● **AIM**
Count the lines below that contain the word "letters", and reply with that number alone.

● **TASK MATERIAL**
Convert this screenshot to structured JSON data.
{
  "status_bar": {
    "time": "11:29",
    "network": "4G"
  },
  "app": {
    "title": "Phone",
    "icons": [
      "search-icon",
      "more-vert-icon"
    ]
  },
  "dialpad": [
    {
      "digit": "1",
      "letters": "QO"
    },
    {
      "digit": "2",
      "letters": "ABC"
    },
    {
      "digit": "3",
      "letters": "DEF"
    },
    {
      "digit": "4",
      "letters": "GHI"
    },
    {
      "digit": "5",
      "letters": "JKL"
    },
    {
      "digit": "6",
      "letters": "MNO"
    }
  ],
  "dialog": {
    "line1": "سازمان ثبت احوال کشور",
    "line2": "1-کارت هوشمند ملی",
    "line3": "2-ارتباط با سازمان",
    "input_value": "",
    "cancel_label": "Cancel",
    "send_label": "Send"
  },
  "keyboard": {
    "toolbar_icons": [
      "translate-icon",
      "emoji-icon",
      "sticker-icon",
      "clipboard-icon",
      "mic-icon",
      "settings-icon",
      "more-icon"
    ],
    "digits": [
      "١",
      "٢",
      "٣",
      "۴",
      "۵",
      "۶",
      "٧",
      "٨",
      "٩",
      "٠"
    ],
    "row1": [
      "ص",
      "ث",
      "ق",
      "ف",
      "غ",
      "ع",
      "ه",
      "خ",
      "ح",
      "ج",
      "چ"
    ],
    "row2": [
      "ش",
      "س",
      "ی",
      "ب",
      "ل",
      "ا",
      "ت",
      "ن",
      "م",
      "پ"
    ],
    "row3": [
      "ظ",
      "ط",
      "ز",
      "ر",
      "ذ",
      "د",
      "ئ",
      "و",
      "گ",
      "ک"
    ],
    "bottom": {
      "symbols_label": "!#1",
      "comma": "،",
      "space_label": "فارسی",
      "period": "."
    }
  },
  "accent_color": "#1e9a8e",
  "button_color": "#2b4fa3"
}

● **RESPONSE BELOW**
6